▶ **Objective**: Your task is to locate every line holding the string "this" and to copy each of them.

▶ **Task inputs**:
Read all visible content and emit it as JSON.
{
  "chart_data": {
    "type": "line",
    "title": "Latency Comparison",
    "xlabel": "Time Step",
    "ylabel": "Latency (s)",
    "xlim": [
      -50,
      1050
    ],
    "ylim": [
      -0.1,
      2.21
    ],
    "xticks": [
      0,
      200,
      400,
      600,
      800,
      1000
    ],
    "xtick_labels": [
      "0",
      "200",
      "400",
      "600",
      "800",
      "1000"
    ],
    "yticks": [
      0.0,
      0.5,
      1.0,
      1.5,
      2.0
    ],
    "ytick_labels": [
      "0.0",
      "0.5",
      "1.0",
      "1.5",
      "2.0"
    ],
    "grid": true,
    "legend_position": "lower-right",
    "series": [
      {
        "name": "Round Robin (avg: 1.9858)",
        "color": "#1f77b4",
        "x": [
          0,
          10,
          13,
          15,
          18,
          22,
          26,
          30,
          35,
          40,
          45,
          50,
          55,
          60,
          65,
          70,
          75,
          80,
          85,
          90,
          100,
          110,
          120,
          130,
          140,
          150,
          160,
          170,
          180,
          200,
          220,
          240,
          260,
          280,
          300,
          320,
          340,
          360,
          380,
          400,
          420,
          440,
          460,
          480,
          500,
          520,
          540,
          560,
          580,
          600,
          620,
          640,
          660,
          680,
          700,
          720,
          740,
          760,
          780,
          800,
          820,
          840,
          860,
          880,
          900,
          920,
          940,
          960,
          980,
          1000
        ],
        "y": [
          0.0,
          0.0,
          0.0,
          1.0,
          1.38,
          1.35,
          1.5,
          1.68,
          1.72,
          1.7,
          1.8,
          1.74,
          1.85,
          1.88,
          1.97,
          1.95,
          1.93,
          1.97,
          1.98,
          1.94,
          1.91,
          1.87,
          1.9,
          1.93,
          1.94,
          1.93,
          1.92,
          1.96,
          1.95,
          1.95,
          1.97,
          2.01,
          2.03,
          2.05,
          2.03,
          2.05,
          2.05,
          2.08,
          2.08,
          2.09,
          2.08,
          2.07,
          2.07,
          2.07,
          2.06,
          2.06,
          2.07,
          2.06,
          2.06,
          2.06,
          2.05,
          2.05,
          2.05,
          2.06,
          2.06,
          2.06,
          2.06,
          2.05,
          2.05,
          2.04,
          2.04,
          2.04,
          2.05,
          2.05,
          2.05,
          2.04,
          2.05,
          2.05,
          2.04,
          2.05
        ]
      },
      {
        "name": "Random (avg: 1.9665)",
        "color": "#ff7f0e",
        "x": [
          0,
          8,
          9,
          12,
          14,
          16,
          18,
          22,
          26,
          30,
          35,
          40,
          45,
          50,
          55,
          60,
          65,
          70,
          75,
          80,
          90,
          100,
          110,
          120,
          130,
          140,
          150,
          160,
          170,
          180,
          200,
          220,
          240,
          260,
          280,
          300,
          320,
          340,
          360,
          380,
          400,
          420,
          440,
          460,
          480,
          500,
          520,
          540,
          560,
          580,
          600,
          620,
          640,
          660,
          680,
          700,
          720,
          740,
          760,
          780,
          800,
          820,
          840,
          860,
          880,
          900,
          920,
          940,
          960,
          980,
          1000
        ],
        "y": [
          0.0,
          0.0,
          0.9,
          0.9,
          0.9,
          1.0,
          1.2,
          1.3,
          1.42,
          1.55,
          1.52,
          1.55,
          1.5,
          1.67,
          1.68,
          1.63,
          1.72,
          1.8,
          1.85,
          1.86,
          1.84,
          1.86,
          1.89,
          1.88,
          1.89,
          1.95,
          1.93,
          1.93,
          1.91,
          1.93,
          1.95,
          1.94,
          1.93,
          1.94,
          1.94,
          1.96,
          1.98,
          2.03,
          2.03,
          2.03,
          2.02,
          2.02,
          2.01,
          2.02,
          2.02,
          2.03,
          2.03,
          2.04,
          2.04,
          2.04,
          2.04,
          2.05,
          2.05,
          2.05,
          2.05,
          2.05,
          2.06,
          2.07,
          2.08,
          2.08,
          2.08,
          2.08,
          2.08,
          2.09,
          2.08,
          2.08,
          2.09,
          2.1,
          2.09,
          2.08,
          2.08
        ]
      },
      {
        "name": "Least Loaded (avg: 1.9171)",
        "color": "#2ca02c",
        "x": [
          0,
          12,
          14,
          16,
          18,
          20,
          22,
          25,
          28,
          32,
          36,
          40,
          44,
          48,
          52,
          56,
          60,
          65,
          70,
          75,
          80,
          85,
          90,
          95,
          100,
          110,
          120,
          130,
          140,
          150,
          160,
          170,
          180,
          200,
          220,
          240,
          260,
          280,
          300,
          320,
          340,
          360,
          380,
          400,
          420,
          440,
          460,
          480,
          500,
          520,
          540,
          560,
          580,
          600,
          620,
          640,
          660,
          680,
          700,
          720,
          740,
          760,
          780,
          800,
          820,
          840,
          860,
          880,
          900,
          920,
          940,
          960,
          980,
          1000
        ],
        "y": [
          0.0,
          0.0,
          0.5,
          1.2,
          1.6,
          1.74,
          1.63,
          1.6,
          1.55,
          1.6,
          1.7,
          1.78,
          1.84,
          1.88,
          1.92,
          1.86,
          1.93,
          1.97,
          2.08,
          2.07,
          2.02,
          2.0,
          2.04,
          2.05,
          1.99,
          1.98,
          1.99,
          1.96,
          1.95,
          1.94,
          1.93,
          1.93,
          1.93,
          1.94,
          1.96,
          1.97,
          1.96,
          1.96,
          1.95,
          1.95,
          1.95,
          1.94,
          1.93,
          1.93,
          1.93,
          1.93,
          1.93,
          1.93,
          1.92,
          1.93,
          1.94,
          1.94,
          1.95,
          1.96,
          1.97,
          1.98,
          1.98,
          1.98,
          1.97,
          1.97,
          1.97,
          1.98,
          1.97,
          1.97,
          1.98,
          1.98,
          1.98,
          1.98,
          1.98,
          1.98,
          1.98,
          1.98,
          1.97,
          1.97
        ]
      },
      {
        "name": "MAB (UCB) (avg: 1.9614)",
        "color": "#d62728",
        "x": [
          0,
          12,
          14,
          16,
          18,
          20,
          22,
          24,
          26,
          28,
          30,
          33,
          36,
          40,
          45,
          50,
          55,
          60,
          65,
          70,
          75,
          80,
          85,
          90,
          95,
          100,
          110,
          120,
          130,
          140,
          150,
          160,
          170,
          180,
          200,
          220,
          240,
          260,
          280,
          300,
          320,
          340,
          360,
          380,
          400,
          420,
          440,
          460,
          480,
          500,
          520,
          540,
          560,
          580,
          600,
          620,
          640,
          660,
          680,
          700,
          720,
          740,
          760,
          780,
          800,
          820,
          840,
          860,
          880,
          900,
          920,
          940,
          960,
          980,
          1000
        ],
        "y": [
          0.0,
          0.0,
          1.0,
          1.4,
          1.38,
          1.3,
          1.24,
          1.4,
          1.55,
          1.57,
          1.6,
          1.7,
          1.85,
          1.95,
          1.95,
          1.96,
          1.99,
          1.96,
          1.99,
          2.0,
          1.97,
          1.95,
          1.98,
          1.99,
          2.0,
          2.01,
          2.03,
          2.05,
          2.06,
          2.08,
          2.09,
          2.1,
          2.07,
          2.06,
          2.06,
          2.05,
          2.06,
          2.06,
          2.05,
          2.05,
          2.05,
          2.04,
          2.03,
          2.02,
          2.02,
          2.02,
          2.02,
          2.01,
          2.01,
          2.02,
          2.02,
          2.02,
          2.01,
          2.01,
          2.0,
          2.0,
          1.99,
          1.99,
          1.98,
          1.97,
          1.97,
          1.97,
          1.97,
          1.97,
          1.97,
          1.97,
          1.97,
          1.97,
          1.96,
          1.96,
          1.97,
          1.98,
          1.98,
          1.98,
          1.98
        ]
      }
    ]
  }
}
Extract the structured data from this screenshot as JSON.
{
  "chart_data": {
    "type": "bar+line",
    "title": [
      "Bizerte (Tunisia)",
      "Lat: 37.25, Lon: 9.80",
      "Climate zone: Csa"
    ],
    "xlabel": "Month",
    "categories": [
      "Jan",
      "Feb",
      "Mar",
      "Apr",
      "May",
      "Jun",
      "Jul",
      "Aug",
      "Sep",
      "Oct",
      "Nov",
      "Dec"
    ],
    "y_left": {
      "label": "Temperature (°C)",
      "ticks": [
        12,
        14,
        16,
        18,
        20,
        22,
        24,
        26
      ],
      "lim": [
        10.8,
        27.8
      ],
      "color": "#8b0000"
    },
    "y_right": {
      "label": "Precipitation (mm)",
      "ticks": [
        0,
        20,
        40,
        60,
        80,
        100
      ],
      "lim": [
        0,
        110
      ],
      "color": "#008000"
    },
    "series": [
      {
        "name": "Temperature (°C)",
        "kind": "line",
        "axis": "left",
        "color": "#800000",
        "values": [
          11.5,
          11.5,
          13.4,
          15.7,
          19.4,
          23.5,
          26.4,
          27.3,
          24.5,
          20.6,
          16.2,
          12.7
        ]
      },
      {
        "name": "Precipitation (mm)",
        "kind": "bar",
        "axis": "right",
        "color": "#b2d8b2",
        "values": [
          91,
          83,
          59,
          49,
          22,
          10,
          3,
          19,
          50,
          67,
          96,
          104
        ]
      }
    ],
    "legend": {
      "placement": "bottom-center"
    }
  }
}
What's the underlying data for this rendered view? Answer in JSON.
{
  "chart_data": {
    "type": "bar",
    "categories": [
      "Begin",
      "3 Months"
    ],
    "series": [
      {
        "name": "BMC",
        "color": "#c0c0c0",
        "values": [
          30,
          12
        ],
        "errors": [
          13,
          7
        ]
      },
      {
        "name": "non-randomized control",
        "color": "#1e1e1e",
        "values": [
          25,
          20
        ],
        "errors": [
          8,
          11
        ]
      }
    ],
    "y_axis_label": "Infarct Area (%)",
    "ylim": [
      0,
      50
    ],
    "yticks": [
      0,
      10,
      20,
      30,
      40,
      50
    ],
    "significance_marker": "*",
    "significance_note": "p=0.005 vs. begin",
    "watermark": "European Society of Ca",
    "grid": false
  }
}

▶ **Completed task**:
Extract the structured data from this screenshot as JSON.
What's the underlying data for this rendered view? Answer in JSON.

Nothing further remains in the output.